- [The task]: Below are records to repeat exactly. Omit the pictures from the copy.

+ + + + +

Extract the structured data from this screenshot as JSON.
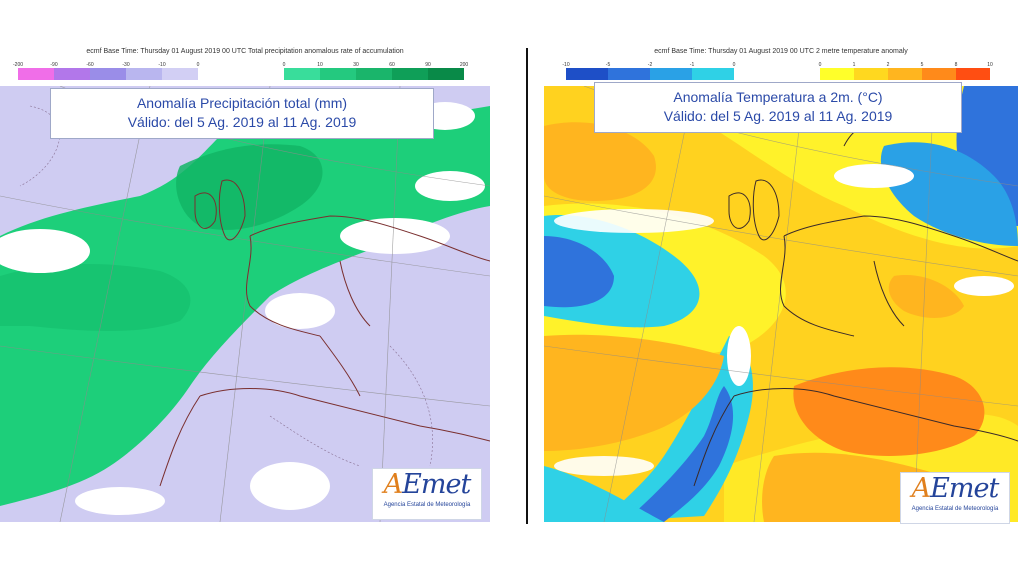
{
  "precip_panel": {
    "header": "ecmf Base Time: Thursday 01 August 2019 00 UTC Total precipitation anomalous rate of accumulation",
    "title": "Anomalía Precipitación total (mm)",
    "valid": "Válido: del 5 Ag. 2019 al 11 Ag. 2019",
    "legend_ticks_negative": [
      "-200",
      "-90",
      "-60",
      "-30",
      "-10",
      "0"
    ],
    "legend_ticks_positive": [
      "0",
      "10",
      "30",
      "60",
      "90",
      "200"
    ],
    "legend_colors_negative": [
      "#f06ee8",
      "#b277ea",
      "#9a8de8",
      "#b9b6ef",
      "#d2cff4"
    ],
    "legend_colors_positive": [
      "#39dd9b",
      "#24c97f",
      "#1ab56b",
      "#0f9f58",
      "#098a48"
    ]
  },
  "temp_panel": {
    "header": "ecmf Base Time: Thursday 01 August 2019 00 UTC 2 metre temperature anomaly",
    "title": "Anomalía Temperatura a 2m. (°C)",
    "valid": "Válido: del 5 Ag. 2019 al 11 Ag. 2019",
    "legend_ticks_negative": [
      "-10",
      "-5",
      "-2",
      "-1",
      "0"
    ],
    "legend_ticks_positive": [
      "0",
      "1",
      "2",
      "5",
      "8",
      "10"
    ],
    "legend_colors_negative": [
      "#1e4fc7",
      "#2f73dc",
      "#2aa1e6",
      "#2fd1e6"
    ],
    "legend_colors_positive": [
      "#ffff2a",
      "#ffd81f",
      "#ffb51f",
      "#ff8a1a",
      "#ff4e12"
    ]
  },
  "logo": {
    "brand": "AEmet",
    "brand_first": "A",
    "brand_rest": "Emet",
    "subtitle": "Agencia Estatal de Meteorología"
  }
}
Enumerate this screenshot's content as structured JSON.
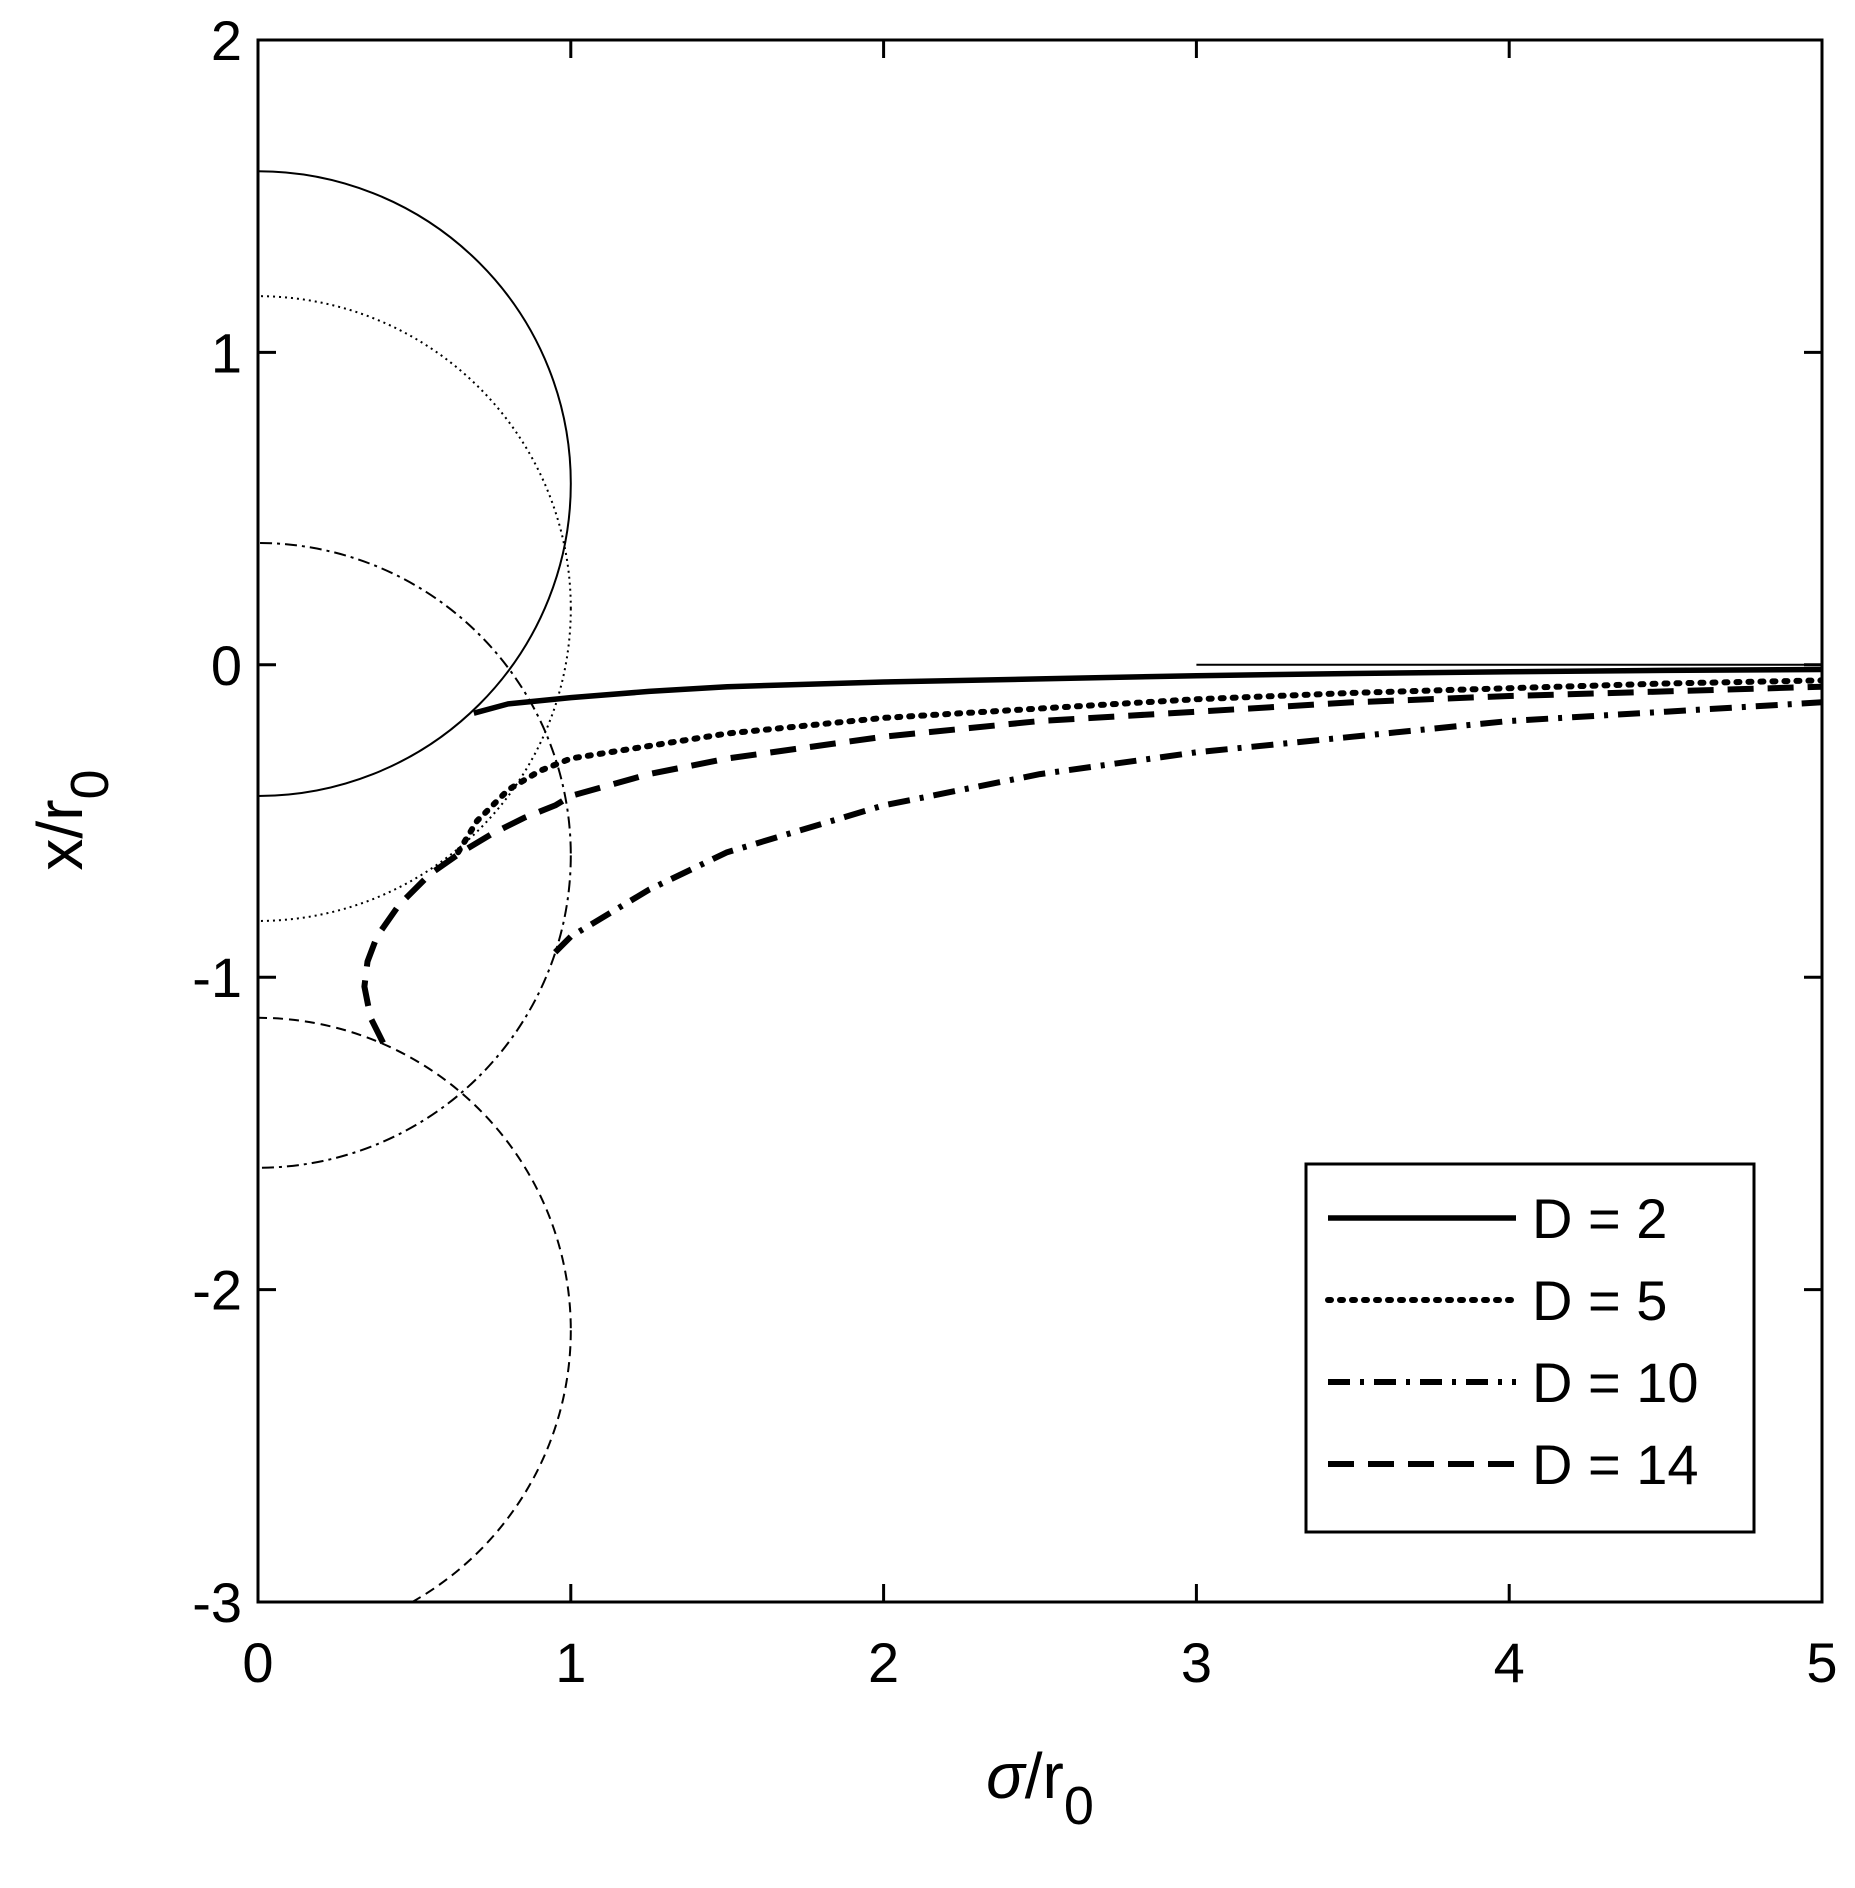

+ + + + +

- [Reply to the exercise]:
Extract the structured data from this screenshot as JSON.
{
  "precip_panel": {
    "header": "ecmf Base Time: Thursday 01 August 2019 00 UTC Total precipitation anomalous rate of accumulation",
    "title": "Anomalía Precipitación total (mm)",
    "valid": "Válido: del 5 Ag. 2019 al 11 Ag. 2019",
    "legend_ticks_negative": [
      "-200",
      "-90",
      "-60",
      "-30",
      "-10",
      "0"
    ],
    "legend_ticks_positive": [
      "0",
      "10",
      "30",
      "60",
      "90",
      "200"
    ],
    "legend_colors_negative": [
      "#f06ee8",
      "#b277ea",
      "#9a8de8",
      "#b9b6ef",
      "#d2cff4"
    ],
    "legend_colors_positive": [
      "#39dd9b",
      "#24c97f",
      "#1ab56b",
      "#0f9f58",
      "#098a48"
    ]
  },
  "temp_panel": {
    "header": "ecmf Base Time: Thursday 01 August 2019 00 UTC 2 metre temperature anomaly",
    "title": "Anomalía Temperatura a 2m. (°C)",
    "valid": "Válido: del 5 Ag. 2019 al 11 Ag. 2019",
    "legend_ticks_negative": [
      "-10",
      "-5",
      "-2",
      "-1",
      "0"
    ],
    "legend_ticks_positive": [
      "0",
      "1",
      "2",
      "5",
      "8",
      "10"
    ],
    "legend_colors_negative": [
      "#1e4fc7",
      "#2f73dc",
      "#2aa1e6",
      "#2fd1e6"
    ],
    "legend_colors_positive": [
      "#ffff2a",
      "#ffd81f",
      "#ffb51f",
      "#ff8a1a",
      "#ff4e12"
    ]
  },
  "logo": {
    "brand": "AEmet",
    "brand_first": "A",
    "brand_rest": "Emet",
    "subtitle": "Agencia Estatal de Meteorología"
  }
}
Enumerate this screenshot's content as structured JSON.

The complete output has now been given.